→ **SET TASK**
Give the lines of the listing from the line with "day-number: 26 (300, 391, 317, 405)" to the line with "day-number: 29 (84, 440, 101, 454)", both included, as a JSON list of strings with one string per line and blank lines left out.

━━━━━━━━━━━━━━━━

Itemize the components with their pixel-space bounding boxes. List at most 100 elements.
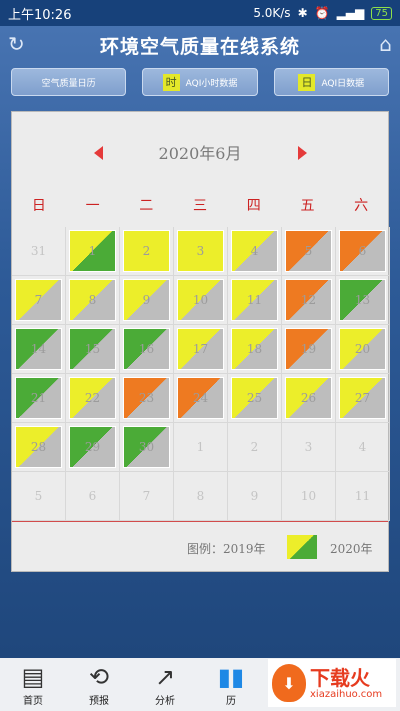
day-number: 26 (300, 391, 317, 405)
day-number: 2 (250, 440, 259, 454)
calendar-day[interactable]: 6 (336, 227, 390, 276)
tab-bar: 空气质量日历 时 AQI小时数据 日 AQI日数据 (11, 68, 389, 96)
calendar-day[interactable]: 12 (282, 276, 336, 325)
nav-history[interactable]: ▮▮ 历 (198, 658, 264, 711)
day-number: 7 (142, 489, 151, 503)
day-number: 9 (250, 489, 259, 503)
tab-calendar[interactable]: 空气质量日历 (11, 68, 127, 96)
day-number: 29 (84, 440, 101, 454)
calendar-day[interactable]: 14 (12, 325, 66, 374)
watermark-logo-icon: ⬇ (272, 664, 306, 702)
day-number: 27 (354, 391, 371, 405)
calendar-day[interactable]: 24 (174, 374, 228, 423)
calendar-day-outside: 8 (174, 472, 228, 521)
weekday-thu: 四 (246, 198, 261, 214)
weekday-wed: 三 (193, 198, 208, 214)
calendar-day-outside: 6 (66, 472, 120, 521)
calendar-day[interactable]: 8 (66, 276, 120, 325)
tab-daily-label: AQI日数据 (321, 78, 365, 89)
calendar-day[interactable]: 22 (66, 374, 120, 423)
calendar-day-outside: 4 (336, 423, 390, 472)
nav-forecast[interactable]: ⟲ 预报 (66, 658, 132, 711)
calendar-day[interactable]: 2 (120, 227, 174, 276)
day-badge-icon: 日 (298, 73, 316, 91)
home-icon[interactable]: ⌂ (379, 32, 392, 56)
day-number: 16 (138, 342, 155, 356)
nav-home-label: 首页 (23, 696, 43, 707)
day-number: 11 (354, 489, 371, 503)
calendar-day[interactable]: 25 (228, 374, 282, 423)
battery-level: 75 (375, 7, 388, 19)
app-header: ↻ 环境空气质量在线系统 ⌂ (0, 26, 400, 64)
calendar-day[interactable]: 11 (228, 276, 282, 325)
calendar-day-outside: 11 (336, 472, 390, 521)
calendar-day[interactable]: 10 (174, 276, 228, 325)
trend-chart-icon: ↗ (154, 663, 176, 691)
weekday-fri: 五 (300, 198, 315, 214)
calendar-day[interactable]: 9 (120, 276, 174, 325)
day-number: 4 (250, 244, 259, 258)
hour-badge-icon: 时 (162, 73, 180, 91)
calendar-day[interactable]: 13 (336, 276, 390, 325)
watermark-title: 下载火 (310, 665, 370, 690)
tab-hourly-label: AQI小时数据 (185, 78, 238, 89)
day-number: 1 (196, 440, 205, 454)
calendar-day[interactable]: 19 (282, 325, 336, 374)
calendar-day[interactable]: 21 (12, 374, 66, 423)
calendar-day[interactable]: 26 (282, 374, 336, 423)
calendar-day-outside: 2 (228, 423, 282, 472)
app-title: 环境空气质量在线系统 (99, 35, 300, 58)
watermark: ⬇ 下载火 xiazaihuo.com (268, 659, 396, 707)
legend-swatch (287, 535, 317, 559)
calendar-panel: 2020年6月 日 一 二 三 四 五 六 31 1 2 3 4 5 6 7 8 9 10 11 12 1… (11, 111, 390, 572)
calendar-day[interactable]: 30 (120, 423, 174, 472)
calendar-day[interactable]: 18 (228, 325, 282, 374)
day-number: 3 (304, 440, 313, 454)
calendar-day[interactable]: 29 (66, 423, 120, 472)
next-month-arrow-icon[interactable] (298, 146, 307, 160)
day-number: 20 (354, 342, 371, 356)
calendar-day-outside: 7 (120, 472, 174, 521)
watermark-sub: xiazaihuo.com (310, 688, 383, 700)
legend-year-b: 2020年 (330, 542, 373, 556)
prev-month-arrow-icon[interactable] (94, 146, 103, 160)
calendar-day[interactable]: 23 (120, 374, 174, 423)
refresh-icon[interactable]: ↻ (8, 32, 25, 56)
calendar-day[interactable]: 17 (174, 325, 228, 374)
tab-hourly[interactable]: 时 AQI小时数据 (142, 68, 258, 96)
calendar-day[interactable]: 7 (12, 276, 66, 325)
calendar-day[interactable]: 27 (336, 374, 390, 423)
day-number: 10 (300, 489, 317, 503)
nav-analysis-label: 分析 (155, 696, 175, 707)
status-right: 5.0K/s ✱ ⏰ ▂▄▆ 75 (253, 6, 392, 20)
calendar-day[interactable]: 28 (12, 423, 66, 472)
nav-analysis[interactable]: ↗ 分析 (132, 658, 198, 711)
weekday-tue: 二 (139, 198, 154, 214)
calendar-day[interactable]: 16 (120, 325, 174, 374)
calendar-day[interactable]: 4 (228, 227, 282, 276)
day-number: 10 (192, 293, 209, 307)
status-bar: 上午10:26 5.0K/s ✱ ⏰ ▂▄▆ 75 (0, 0, 400, 26)
weekday-mon: 一 (85, 198, 100, 214)
calendar-day[interactable]: 20 (336, 325, 390, 374)
legend-label-2019: 图例：2019年 (187, 540, 266, 557)
calendar-day[interactable]: 3 (174, 227, 228, 276)
nav-home[interactable]: ▤ 首页 (0, 658, 66, 711)
day-number: 22 (84, 391, 101, 405)
calendar-day-outside: 3 (282, 423, 336, 472)
calendar-day[interactable]: 1 (66, 227, 120, 276)
calendar-day-outside: 10 (282, 472, 336, 521)
day-number: 4 (358, 440, 367, 454)
day-number: 18 (246, 342, 263, 356)
calendar-day[interactable]: 15 (66, 325, 120, 374)
day-number: 8 (88, 293, 97, 307)
legend: 图例：2019年 2020年 (12, 532, 388, 562)
tab-daily[interactable]: 日 AQI日数据 (273, 68, 389, 96)
day-number: 1 (88, 244, 97, 258)
calendar-day[interactable]: 5 (282, 227, 336, 276)
calendar-day-outside: 1 (174, 423, 228, 472)
weekday-sat: 六 (354, 198, 369, 214)
day-number: 6 (88, 489, 97, 503)
bar-chart-icon: ▮▮ (217, 663, 245, 691)
day-number: 14 (30, 342, 47, 356)
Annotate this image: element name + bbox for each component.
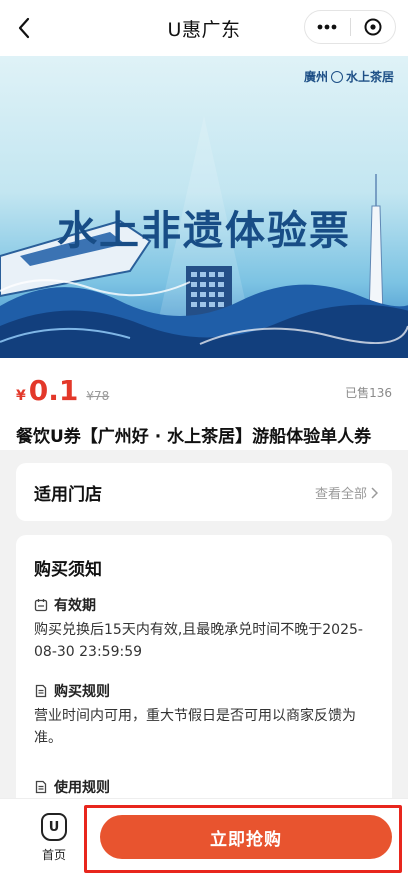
- validity-text: 购买兑换后15天内有效,且最晚承兑时间不晚于2025-08-30 23:59:5…: [34, 622, 363, 660]
- chevron-left-icon: [18, 17, 30, 39]
- notice-title: 购买须知: [34, 560, 102, 580]
- calendar-icon: [34, 599, 48, 612]
- document-icon: [35, 780, 47, 794]
- usage-rules-heading: 使用规则: [34, 777, 110, 797]
- buy-now-button[interactable]: 立即抢购: [100, 815, 392, 859]
- sale-price: 0.1: [28, 374, 79, 407]
- price-row: ¥ 0.1 ¥78: [16, 374, 109, 407]
- purchase-rules-heading-label: 购买规则: [54, 684, 110, 700]
- home-tab[interactable]: U 首页: [28, 813, 80, 863]
- validity-heading: 有效期: [34, 595, 96, 615]
- home-icon-letter: U: [48, 819, 60, 835]
- currency-symbol: ¥: [16, 388, 26, 404]
- bottom-action-bar: U 首页 立即抢购: [0, 798, 408, 887]
- home-icon: U: [41, 813, 67, 841]
- brand-logo: 廣州 水上茶居: [304, 68, 394, 85]
- see-all-link[interactable]: 查看全部: [315, 483, 378, 502]
- price-section: ¥ 0.1 ¥78 已售136 餐饮U券【广州好 · 水上茶居】游船体验单人券: [0, 358, 408, 450]
- mini-program-capsule: [304, 10, 396, 44]
- validity-heading-label: 有效期: [54, 598, 96, 614]
- close-circle-icon: [364, 18, 382, 36]
- home-label: 首页: [41, 848, 66, 862]
- back-button[interactable]: [10, 14, 38, 42]
- nav-bar: U惠广东: [0, 0, 408, 56]
- purchase-rules-heading: 购买规则: [34, 681, 110, 701]
- original-price: ¥78: [86, 389, 110, 403]
- more-button[interactable]: [305, 11, 350, 43]
- usage-rules-heading-label: 使用规则: [54, 780, 110, 796]
- brand-logo-text-2: 水上茶居: [345, 70, 394, 84]
- applicable-stores-label: 适用门店: [34, 485, 102, 505]
- close-button[interactable]: [350, 11, 395, 43]
- brand-emblem-icon: [330, 70, 343, 83]
- sold-count: 已售136: [345, 386, 392, 400]
- product-title: 餐饮U券【广州好 · 水上茶居】游船体验单人券: [16, 427, 372, 447]
- page-title: U惠广东: [167, 18, 241, 41]
- ellipsis-icon: [317, 24, 337, 30]
- banner-title: 水上非遗体验票: [57, 208, 351, 254]
- purchase-notice-card: 购买须知 有效期 购买兑换后15天内有效,且最晚承兑时间不晚于2025-08-3…: [16, 535, 392, 835]
- brand-logo-text: 廣州: [303, 70, 328, 84]
- applicable-stores-card[interactable]: 适用门店 查看全部: [16, 463, 392, 521]
- product-banner: 廣州 水上茶居 水上非遗体验票: [0, 56, 408, 358]
- document-icon: [35, 684, 47, 698]
- purchase-rules-text: 营业时间内可用，重大节假日是否可用以商家反馈为准。: [34, 708, 356, 746]
- see-all-label: 查看全部: [314, 487, 367, 502]
- chevron-right-icon: [371, 486, 378, 499]
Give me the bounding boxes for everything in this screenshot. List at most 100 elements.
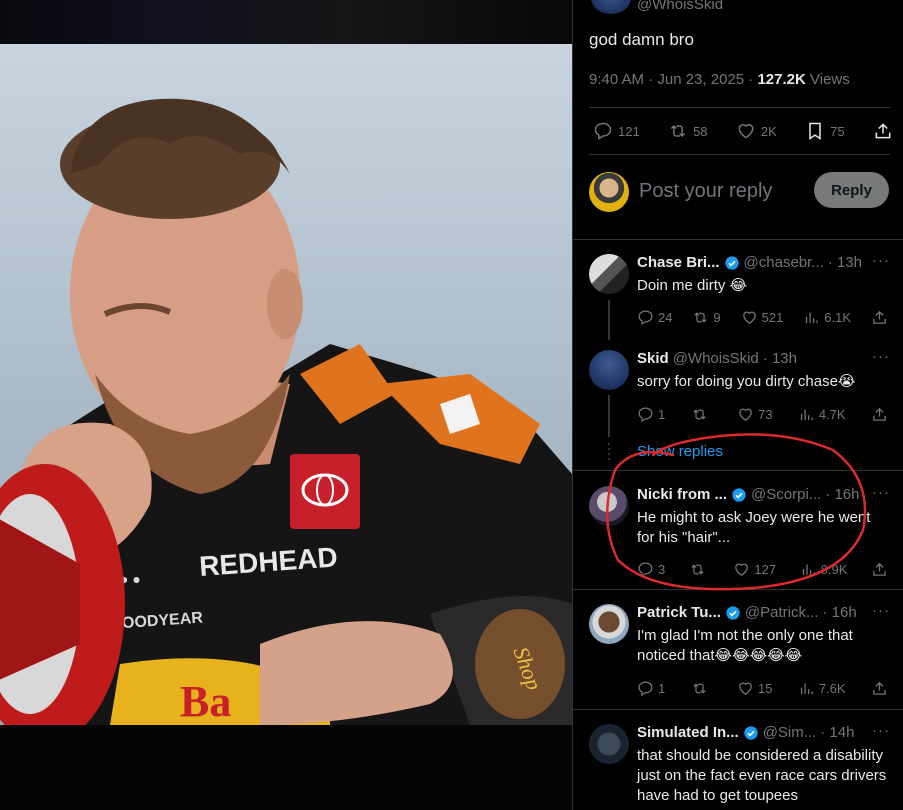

━━━━━━━━━━━━━━━━

→ **COMPLETE ANSWER**
[
  "day-number: 26 (300, 391, 317, 405)",
  "day-number: 2 (250, 440, 259, 454)",
  "calendar-day[interactable]: 6 (336, 227, 390, 276)",
  "tab-bar: 空气质量日历 时 AQI小时数据 日 AQI日数据 (11, 68, 389, 96)",
  "calendar-day[interactable]: 12 (282, 276, 336, 325)",
  "nav-history[interactable]: ▮▮ 历 (198, 658, 264, 711)",
  "day-number: 7 (142, 489, 151, 503)",
  "day-number: 9 (250, 489, 259, 503)",
  "tab-calendar[interactable]: 空气质量日历 (11, 68, 127, 96)",
  "day-number: 29 (84, 440, 101, 454)"
]